→ **TASK STATEMENT**: Select all lines with the string "this" in them, and copy those lines.

┌────────

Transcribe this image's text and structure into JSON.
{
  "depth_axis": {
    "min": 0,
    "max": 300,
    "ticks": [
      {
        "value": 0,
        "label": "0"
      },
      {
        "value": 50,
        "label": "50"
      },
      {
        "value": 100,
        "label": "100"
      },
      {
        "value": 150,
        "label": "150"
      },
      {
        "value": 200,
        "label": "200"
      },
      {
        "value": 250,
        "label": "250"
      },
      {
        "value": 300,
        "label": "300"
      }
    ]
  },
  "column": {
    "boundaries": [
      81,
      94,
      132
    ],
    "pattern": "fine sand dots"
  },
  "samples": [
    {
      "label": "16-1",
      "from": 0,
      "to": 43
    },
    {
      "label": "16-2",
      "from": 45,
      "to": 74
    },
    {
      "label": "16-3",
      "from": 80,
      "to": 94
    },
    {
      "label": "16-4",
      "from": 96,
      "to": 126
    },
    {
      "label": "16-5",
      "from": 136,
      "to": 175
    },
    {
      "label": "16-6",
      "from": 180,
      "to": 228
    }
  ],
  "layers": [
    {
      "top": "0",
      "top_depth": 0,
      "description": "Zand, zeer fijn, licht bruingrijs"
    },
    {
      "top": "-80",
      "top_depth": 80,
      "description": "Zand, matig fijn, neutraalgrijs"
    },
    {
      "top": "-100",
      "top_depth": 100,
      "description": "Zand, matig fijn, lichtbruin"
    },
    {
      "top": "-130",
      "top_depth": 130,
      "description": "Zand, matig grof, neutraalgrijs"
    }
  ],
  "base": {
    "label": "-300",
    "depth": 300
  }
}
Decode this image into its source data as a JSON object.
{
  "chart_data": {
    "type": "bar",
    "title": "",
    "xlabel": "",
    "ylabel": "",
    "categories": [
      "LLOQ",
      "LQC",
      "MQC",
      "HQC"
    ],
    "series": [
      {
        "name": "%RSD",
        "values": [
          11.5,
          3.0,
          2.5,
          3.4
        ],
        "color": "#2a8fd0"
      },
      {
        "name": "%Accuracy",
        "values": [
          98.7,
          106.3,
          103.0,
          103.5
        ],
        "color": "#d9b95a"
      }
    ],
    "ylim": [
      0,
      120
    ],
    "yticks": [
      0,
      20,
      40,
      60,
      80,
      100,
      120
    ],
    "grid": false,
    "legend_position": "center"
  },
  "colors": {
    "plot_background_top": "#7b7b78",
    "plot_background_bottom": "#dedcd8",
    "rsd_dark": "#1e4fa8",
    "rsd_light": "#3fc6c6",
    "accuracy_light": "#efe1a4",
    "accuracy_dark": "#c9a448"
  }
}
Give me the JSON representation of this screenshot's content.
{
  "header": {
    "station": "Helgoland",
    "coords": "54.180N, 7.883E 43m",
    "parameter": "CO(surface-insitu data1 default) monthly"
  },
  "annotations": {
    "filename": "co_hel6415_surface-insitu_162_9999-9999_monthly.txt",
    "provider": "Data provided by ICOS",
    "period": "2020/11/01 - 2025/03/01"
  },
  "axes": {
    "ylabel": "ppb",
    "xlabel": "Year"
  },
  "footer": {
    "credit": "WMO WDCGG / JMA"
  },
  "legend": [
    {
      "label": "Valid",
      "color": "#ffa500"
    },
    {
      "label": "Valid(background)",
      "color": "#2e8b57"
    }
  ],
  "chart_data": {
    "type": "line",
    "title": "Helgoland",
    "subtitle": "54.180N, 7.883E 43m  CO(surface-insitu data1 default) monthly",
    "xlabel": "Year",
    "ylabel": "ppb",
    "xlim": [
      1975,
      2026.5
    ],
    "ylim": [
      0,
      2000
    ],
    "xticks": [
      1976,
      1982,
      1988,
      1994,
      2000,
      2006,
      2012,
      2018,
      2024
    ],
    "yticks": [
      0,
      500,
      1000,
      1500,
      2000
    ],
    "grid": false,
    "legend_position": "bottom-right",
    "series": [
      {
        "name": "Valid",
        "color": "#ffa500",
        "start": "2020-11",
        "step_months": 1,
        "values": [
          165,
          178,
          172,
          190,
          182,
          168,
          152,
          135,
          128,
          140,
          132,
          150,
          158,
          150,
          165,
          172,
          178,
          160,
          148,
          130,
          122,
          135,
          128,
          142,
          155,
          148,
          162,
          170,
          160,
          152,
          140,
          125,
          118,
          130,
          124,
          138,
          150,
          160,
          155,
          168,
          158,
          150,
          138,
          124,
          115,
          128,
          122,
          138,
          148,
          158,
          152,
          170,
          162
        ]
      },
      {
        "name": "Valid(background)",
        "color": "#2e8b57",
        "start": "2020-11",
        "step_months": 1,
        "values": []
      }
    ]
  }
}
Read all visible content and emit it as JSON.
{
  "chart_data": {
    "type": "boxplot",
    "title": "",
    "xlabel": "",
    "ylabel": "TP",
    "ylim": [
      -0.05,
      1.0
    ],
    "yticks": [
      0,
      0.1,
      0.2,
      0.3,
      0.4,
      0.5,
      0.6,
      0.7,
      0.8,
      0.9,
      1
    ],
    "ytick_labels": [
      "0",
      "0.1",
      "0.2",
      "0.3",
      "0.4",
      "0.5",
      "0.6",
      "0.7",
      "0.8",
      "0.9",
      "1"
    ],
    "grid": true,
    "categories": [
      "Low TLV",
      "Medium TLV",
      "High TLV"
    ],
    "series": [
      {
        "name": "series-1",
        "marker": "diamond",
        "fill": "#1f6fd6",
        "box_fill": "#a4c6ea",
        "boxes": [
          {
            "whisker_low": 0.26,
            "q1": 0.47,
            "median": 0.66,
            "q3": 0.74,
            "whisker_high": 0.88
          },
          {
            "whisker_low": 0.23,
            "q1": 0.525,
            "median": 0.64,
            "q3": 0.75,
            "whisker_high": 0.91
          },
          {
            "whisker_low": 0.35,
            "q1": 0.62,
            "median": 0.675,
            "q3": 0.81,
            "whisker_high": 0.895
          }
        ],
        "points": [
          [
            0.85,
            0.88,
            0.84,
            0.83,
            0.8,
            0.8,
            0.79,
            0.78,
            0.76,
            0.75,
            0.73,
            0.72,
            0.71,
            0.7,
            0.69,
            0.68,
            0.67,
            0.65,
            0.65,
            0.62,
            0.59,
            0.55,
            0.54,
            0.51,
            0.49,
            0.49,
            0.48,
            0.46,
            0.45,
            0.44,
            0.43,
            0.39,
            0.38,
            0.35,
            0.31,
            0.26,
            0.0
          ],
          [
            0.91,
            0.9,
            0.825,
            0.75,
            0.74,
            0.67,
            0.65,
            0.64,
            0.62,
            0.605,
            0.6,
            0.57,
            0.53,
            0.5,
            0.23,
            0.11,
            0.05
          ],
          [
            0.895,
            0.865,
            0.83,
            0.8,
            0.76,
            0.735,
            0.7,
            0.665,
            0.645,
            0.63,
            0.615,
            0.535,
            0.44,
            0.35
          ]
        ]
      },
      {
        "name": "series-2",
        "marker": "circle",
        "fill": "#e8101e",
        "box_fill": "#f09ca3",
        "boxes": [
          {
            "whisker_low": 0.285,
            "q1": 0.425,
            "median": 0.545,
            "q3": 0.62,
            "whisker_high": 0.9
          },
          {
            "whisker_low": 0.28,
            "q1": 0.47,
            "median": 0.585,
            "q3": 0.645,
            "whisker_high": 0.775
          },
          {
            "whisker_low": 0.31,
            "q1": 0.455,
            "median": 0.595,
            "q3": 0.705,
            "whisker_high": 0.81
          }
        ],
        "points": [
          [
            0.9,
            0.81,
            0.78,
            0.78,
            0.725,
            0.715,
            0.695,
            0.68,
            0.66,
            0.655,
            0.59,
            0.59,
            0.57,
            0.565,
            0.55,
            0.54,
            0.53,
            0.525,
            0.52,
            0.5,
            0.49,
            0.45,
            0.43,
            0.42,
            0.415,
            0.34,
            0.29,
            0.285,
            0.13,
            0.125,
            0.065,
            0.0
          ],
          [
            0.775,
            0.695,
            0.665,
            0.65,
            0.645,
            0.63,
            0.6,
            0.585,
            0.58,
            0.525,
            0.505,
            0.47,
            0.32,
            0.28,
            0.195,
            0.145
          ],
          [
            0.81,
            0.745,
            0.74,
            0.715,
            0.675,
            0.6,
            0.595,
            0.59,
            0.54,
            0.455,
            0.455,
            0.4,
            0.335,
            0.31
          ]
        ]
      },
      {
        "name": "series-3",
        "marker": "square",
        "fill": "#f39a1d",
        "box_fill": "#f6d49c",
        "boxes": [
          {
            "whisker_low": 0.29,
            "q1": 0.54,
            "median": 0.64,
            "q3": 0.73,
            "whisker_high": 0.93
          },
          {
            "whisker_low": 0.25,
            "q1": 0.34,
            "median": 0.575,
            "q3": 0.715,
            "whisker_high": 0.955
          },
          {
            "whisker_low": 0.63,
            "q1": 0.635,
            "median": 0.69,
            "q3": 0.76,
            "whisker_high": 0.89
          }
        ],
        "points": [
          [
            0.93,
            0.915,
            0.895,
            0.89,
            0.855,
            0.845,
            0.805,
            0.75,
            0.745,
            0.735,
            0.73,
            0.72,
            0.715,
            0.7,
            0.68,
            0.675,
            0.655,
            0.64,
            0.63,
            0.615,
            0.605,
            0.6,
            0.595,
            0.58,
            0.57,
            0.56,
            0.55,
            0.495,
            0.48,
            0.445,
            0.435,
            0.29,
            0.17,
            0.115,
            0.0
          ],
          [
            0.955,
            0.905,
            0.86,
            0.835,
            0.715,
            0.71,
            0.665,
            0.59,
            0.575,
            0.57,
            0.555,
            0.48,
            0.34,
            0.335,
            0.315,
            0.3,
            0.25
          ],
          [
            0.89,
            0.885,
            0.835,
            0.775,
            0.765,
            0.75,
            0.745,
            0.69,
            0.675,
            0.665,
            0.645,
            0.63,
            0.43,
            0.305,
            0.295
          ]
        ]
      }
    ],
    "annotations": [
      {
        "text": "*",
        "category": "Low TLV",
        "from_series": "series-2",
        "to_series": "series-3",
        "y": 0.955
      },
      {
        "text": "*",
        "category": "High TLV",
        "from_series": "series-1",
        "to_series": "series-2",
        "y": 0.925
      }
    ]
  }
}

└────────

→ **FINISHED TASK**:
Transcribe this image's text and structure into JSON.
Decode this image into its source data as a JSON object.
Give me the JSON representation of this screenshot's content.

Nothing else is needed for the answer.